▶ **Set exercise**
Revise the listing so that every "gridline" becomes "grid-line", and keep everything else the same.

(Spatial annotation listing)

>>>>>

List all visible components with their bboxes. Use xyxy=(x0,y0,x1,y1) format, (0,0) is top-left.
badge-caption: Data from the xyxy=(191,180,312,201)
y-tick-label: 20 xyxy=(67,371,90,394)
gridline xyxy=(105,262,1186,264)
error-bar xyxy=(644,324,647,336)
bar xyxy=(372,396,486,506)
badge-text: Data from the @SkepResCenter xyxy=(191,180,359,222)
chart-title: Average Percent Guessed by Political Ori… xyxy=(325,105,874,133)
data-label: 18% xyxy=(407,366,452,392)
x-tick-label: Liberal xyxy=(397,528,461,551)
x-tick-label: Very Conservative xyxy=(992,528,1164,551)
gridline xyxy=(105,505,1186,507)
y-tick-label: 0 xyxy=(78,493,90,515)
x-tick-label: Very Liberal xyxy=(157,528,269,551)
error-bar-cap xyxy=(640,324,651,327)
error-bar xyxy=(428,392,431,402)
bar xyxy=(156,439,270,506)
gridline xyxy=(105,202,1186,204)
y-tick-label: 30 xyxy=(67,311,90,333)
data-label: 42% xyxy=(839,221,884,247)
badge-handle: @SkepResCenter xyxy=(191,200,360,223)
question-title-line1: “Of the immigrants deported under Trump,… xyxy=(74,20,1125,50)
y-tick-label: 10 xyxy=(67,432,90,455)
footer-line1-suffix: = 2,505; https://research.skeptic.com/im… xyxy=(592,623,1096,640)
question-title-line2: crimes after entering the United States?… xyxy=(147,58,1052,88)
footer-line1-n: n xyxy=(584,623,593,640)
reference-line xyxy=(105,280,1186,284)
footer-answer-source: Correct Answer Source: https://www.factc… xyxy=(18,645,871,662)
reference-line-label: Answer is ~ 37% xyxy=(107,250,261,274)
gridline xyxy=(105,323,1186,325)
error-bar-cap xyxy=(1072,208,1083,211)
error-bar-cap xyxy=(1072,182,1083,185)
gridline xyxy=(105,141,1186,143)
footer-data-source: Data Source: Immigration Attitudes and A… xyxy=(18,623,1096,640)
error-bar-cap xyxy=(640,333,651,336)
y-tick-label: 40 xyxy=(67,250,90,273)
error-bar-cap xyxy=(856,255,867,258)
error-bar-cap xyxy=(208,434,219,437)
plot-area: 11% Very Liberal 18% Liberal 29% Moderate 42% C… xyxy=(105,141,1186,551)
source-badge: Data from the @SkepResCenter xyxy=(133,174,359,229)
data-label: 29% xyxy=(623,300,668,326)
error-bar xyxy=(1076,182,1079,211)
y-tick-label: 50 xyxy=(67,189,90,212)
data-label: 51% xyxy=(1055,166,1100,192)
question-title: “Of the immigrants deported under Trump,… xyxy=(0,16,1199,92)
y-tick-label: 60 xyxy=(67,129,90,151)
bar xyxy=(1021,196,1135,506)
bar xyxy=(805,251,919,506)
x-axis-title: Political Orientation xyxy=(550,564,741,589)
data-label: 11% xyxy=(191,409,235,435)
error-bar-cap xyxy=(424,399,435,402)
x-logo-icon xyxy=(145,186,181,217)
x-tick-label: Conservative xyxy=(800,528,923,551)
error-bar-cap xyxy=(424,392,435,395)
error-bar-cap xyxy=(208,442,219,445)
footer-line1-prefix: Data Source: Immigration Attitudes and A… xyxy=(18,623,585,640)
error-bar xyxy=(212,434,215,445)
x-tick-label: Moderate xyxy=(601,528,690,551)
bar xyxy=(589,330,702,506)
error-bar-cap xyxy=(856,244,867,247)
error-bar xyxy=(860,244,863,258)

<<<<<

▶ **Answer in full**
List all visible components with their bboxes. Use xyxy=(x0,y0,x1,y1) format, (0,0) is top-left.
badge-caption: Data from the xyxy=(191,180,312,201)
y-tick-label: 20 xyxy=(67,371,90,394)
grid-line xyxy=(105,262,1186,264)
error-bar xyxy=(644,324,647,336)
bar xyxy=(372,396,486,506)
badge-text: Data from the @SkepResCenter xyxy=(191,180,359,222)
chart-title: Average Percent Guessed by Political Ori… xyxy=(325,105,874,133)
data-label: 18% xyxy=(407,366,452,392)
x-tick-label: Liberal xyxy=(397,528,461,551)
x-tick-label: Very Conservative xyxy=(992,528,1164,551)
grid-line xyxy=(105,505,1186,507)
y-tick-label: 0 xyxy=(78,493,90,515)
x-tick-label: Very Liberal xyxy=(157,528,269,551)
error-bar-cap xyxy=(640,324,651,327)
error-bar xyxy=(428,392,431,402)
bar xyxy=(156,439,270,506)
grid-line xyxy=(105,202,1186,204)
y-tick-label: 30 xyxy=(67,311,90,333)
data-label: 42% xyxy=(839,221,884,247)
badge-handle: @SkepResCenter xyxy=(191,200,360,223)
question-title-line1: “Of the immigrants deported under Trump,… xyxy=(74,20,1125,50)
y-tick-label: 10 xyxy=(67,432,90,455)
footer-line1-suffix: = 2,505; https://research.skeptic.com/im… xyxy=(592,623,1096,640)
question-title-line2: crimes after entering the United States?… xyxy=(147,58,1052,88)
footer-line1-n: n xyxy=(584,623,593,640)
reference-line xyxy=(105,280,1186,284)
footer-answer-source: Correct Answer Source: https://www.factc… xyxy=(18,645,871,662)
reference-line-label: Answer is ~ 37% xyxy=(107,250,261,274)
grid-line xyxy=(105,323,1186,325)
error-bar-cap xyxy=(1072,208,1083,211)
error-bar-cap xyxy=(1072,182,1083,185)
grid-line xyxy=(105,141,1186,143)
footer-data-source: Data Source: Immigration Attitudes and A… xyxy=(18,623,1096,640)
error-bar-cap xyxy=(640,333,651,336)
y-tick-label: 40 xyxy=(67,250,90,273)
error-bar-cap xyxy=(856,255,867,258)
error-bar-cap xyxy=(208,434,219,437)
plot-area: 11% Very Liberal 18% Liberal 29% Moderate 42% C… xyxy=(105,141,1186,551)
source-badge: Data from the @SkepResCenter xyxy=(133,174,359,229)
data-label: 29% xyxy=(623,300,668,326)
error-bar xyxy=(1076,182,1079,211)
y-tick-label: 50 xyxy=(67,189,90,212)
data-label: 51% xyxy=(1055,166,1100,192)
question-title: “Of the immigrants deported under Trump,… xyxy=(0,16,1199,92)
y-tick-label: 60 xyxy=(67,129,90,151)
bar xyxy=(1021,196,1135,506)
bar xyxy=(805,251,919,506)
x-axis-title: Political Orientation xyxy=(550,564,741,589)
data-label: 11% xyxy=(191,409,235,435)
error-bar-cap xyxy=(424,399,435,402)
x-logo-icon xyxy=(145,186,181,217)
x-tick-label: Conservative xyxy=(800,528,923,551)
error-bar-cap xyxy=(424,392,435,395)
error-bar-cap xyxy=(208,442,219,445)
footer-line1-prefix: Data Source: Immigration Attitudes and A… xyxy=(18,623,585,640)
error-bar xyxy=(212,434,215,445)
x-tick-label: Moderate xyxy=(601,528,690,551)
bar xyxy=(589,330,702,506)
error-bar-cap xyxy=(856,244,867,247)
error-bar xyxy=(860,244,863,258)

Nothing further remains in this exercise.